■ Data lines
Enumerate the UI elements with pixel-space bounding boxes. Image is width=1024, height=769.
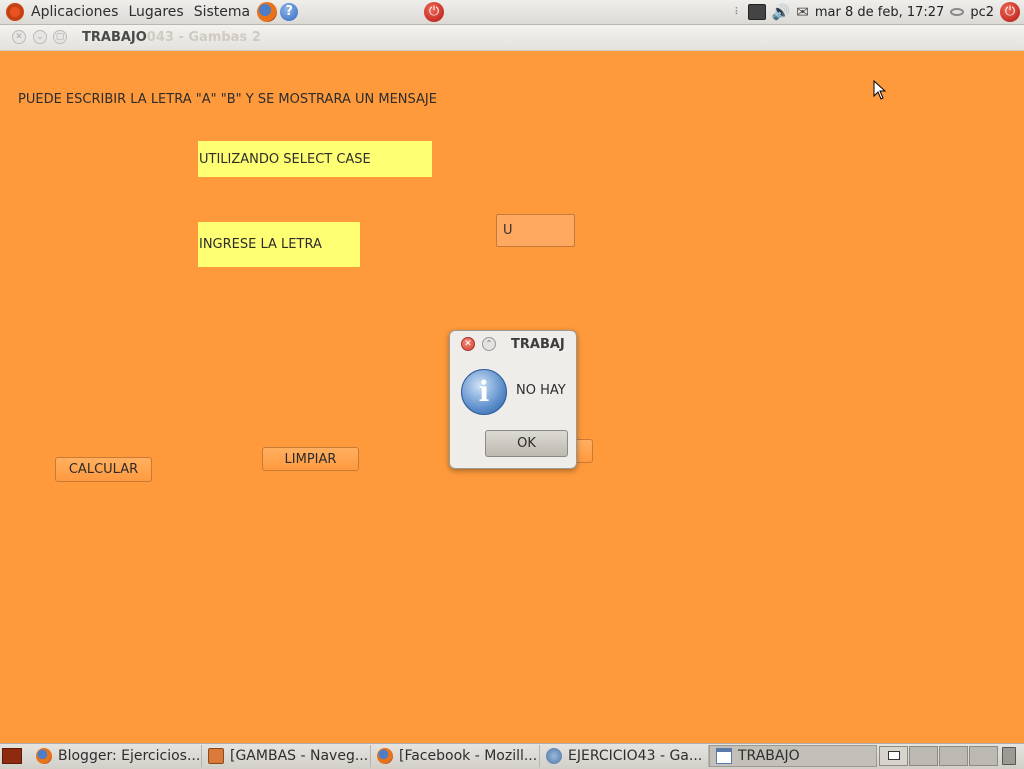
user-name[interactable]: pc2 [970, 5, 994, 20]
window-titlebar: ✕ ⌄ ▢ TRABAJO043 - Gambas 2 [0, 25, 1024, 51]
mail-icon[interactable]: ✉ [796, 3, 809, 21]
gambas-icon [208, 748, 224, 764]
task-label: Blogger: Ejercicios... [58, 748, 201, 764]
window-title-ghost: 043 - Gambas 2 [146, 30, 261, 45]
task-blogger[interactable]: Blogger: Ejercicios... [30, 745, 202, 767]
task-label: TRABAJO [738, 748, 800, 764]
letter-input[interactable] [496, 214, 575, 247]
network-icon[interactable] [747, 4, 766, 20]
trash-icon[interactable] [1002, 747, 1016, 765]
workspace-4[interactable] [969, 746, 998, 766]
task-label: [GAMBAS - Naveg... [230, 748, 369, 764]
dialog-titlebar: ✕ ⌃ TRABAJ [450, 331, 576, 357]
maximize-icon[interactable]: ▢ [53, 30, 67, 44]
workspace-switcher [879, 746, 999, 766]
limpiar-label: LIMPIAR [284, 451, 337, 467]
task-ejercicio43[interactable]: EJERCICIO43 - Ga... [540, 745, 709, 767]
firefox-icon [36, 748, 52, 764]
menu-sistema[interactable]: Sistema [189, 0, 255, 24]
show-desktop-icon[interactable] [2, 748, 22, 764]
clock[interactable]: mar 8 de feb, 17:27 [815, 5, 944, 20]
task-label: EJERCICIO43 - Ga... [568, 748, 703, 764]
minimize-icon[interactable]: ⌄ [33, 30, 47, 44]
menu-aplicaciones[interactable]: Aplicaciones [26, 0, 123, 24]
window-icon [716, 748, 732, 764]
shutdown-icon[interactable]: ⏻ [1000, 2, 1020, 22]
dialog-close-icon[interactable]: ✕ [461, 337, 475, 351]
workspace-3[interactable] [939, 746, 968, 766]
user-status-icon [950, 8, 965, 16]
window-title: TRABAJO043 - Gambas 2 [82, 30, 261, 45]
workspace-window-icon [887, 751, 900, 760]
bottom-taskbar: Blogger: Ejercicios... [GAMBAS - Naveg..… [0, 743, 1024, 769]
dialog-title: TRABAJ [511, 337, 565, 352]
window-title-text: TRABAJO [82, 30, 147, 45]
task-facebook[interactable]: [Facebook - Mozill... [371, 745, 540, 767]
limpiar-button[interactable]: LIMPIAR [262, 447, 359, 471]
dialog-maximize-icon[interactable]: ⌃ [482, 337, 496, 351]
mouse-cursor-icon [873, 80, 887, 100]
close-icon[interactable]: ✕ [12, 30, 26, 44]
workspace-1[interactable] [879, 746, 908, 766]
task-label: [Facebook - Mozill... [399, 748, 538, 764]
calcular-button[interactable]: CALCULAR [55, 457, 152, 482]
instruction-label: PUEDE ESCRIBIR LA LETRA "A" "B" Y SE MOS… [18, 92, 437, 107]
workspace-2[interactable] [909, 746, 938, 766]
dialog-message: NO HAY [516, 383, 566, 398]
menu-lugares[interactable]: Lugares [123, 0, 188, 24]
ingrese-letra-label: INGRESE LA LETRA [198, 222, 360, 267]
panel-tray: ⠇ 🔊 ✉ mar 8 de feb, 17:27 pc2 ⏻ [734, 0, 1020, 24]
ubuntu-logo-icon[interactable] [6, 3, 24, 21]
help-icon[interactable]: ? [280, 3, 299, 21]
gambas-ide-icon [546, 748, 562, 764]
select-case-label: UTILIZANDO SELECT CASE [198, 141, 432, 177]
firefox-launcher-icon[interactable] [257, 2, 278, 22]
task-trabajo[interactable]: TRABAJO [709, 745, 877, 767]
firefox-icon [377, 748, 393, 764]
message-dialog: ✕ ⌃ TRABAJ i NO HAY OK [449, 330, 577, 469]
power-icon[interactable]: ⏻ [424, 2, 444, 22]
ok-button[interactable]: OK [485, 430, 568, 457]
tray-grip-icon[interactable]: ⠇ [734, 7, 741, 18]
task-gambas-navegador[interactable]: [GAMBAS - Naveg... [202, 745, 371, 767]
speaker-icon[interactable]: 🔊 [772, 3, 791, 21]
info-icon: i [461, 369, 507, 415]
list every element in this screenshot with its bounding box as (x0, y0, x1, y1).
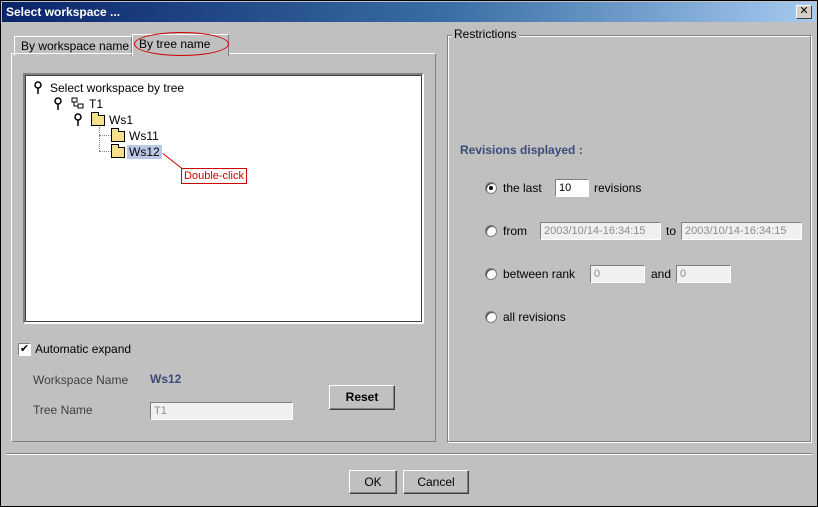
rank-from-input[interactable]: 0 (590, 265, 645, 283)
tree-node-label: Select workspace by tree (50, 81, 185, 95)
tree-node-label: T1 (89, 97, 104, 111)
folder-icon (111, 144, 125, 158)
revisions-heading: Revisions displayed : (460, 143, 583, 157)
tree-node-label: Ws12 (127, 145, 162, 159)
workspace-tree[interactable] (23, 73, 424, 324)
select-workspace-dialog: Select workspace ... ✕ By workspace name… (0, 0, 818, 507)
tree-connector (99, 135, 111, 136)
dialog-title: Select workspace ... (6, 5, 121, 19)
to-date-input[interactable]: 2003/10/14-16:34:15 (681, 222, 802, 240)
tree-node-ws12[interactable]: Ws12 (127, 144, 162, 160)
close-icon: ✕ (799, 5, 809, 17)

■ What to do
Swap "TRABAJO043" for "PROYECTO043" in every record above and give all the lines again with nothing else changed. Leave the pictures out of the answer.

■ Task solution
Enumerate the UI elements with pixel-space bounding boxes. Image is width=1024, height=769.
user-name[interactable]: pc2 [970, 5, 994, 20]
window-titlebar: ✕ ⌄ ▢ PROYECTO043 - Gambas 2 [0, 25, 1024, 51]
mail-icon[interactable]: ✉ [796, 3, 809, 21]
gambas-icon [208, 748, 224, 764]
task-label: Blogger: Ejercicios... [58, 748, 201, 764]
window-title-ghost: 043 - Gambas 2 [146, 30, 261, 45]
task-blogger[interactable]: Blogger: Ejercicios... [30, 745, 202, 767]
task-label: TRABAJO [738, 748, 800, 764]
letter-input[interactable] [496, 214, 575, 247]
network-icon[interactable] [747, 4, 766, 20]
trash-icon[interactable] [1002, 747, 1016, 765]
workspace-4[interactable] [969, 746, 998, 766]
task-label: [GAMBAS - Naveg... [230, 748, 369, 764]
dialog-titlebar: ✕ ⌃ TRABAJ [450, 331, 576, 357]
maximize-icon[interactable]: ▢ [53, 30, 67, 44]
workspace-switcher [879, 746, 999, 766]
limpiar-label: LIMPIAR [284, 451, 337, 467]
task-ejercicio43[interactable]: EJERCICIO43 - Ga... [540, 745, 709, 767]
firefox-icon [36, 748, 52, 764]
menu-sistema[interactable]: Sistema [189, 0, 255, 24]
show-desktop-icon[interactable] [2, 748, 22, 764]
clock[interactable]: mar 8 de feb, 17:27 [815, 5, 944, 20]
task-label: EJERCICIO43 - Ga... [568, 748, 703, 764]
minimize-icon[interactable]: ⌄ [33, 30, 47, 44]
menu-aplicaciones[interactable]: Aplicaciones [26, 0, 123, 24]
window-icon [716, 748, 732, 764]
shutdown-icon[interactable]: ⏻ [1000, 2, 1020, 22]
dialog-close-icon[interactable]: ✕ [461, 337, 475, 351]
workspace-3[interactable] [939, 746, 968, 766]
user-status-icon [950, 8, 965, 16]
window-title: PROYECTO043 - Gambas 2 [82, 30, 261, 45]
workspace-window-icon [887, 751, 900, 760]
bottom-taskbar: Blogger: Ejercicios... [GAMBAS - Naveg..… [0, 743, 1024, 769]
dialog-title: TRABAJ [511, 337, 565, 352]
window-title-text: TRABAJO [82, 30, 147, 45]
task-facebook[interactable]: [Facebook - Mozill... [371, 745, 540, 767]
limpiar-button[interactable]: LIMPIAR [262, 447, 359, 471]
dialog-maximize-icon[interactable]: ⌃ [482, 337, 496, 351]
mouse-cursor-icon [873, 80, 887, 100]
close-icon[interactable]: ✕ [12, 30, 26, 44]
workspace-1[interactable] [879, 746, 908, 766]
task-label: [Facebook - Mozill... [399, 748, 538, 764]
calcular-button[interactable]: CALCULAR [55, 457, 152, 482]
instruction-label: PUEDE ESCRIBIR LA LETRA "A" "B" Y SE MOS… [18, 92, 437, 107]
workspace-2[interactable] [909, 746, 938, 766]
dialog-message: NO HAY [516, 383, 566, 398]
menu-lugares[interactable]: Lugares [123, 0, 188, 24]
ingrese-letra-label: INGRESE LA LETRA [198, 222, 360, 267]
panel-tray: ⠇ 🔊 ✉ mar 8 de feb, 17:27 pc2 ⏻ [734, 0, 1020, 24]
ubuntu-logo-icon[interactable] [6, 3, 24, 21]
help-icon[interactable]: ? [280, 3, 299, 21]
gambas-ide-icon [546, 748, 562, 764]
select-case-label: UTILIZANDO SELECT CASE [198, 141, 432, 177]
firefox-launcher-icon[interactable] [257, 2, 278, 22]
task-trabajo[interactable]: TRABAJO [709, 745, 877, 767]
firefox-icon [377, 748, 393, 764]
message-dialog: ✕ ⌃ TRABAJ i NO HAY OK [449, 330, 577, 469]
power-icon[interactable]: ⏻ [424, 2, 444, 22]
ok-button[interactable]: OK [485, 430, 568, 457]
tray-grip-icon[interactable]: ⠇ [734, 7, 741, 18]
task-gambas-navegador[interactable]: [GAMBAS - Naveg... [202, 745, 371, 767]
speaker-icon[interactable]: 🔊 [772, 3, 791, 21]
info-icon: i [461, 369, 507, 415]
list every element in this screenshot with its bounding box as (x0, y0, x1, y1).
rank-from-input[interactable]: 0 (590, 265, 645, 283)
tree-node-label: Select workspace by tree (50, 81, 185, 95)
tree-node-label: T1 (89, 97, 104, 111)
folder-icon (111, 144, 125, 158)
revisions-heading: Revisions displayed : (460, 143, 583, 157)
tree-node-label: Ws12 (127, 145, 162, 159)
workspace-tree[interactable] (23, 73, 424, 324)
select-workspace-dialog: Select workspace ... ✕ By workspace name… (0, 0, 818, 507)
tree-connector (99, 135, 111, 136)
dialog-title: Select workspace ... (6, 5, 121, 19)
to-date-input[interactable]: 2003/10/14-16:34:15 (681, 222, 802, 240)
tree-node-ws12[interactable]: Ws12 (127, 144, 162, 160)
close-icon: ✕ (799, 5, 809, 17)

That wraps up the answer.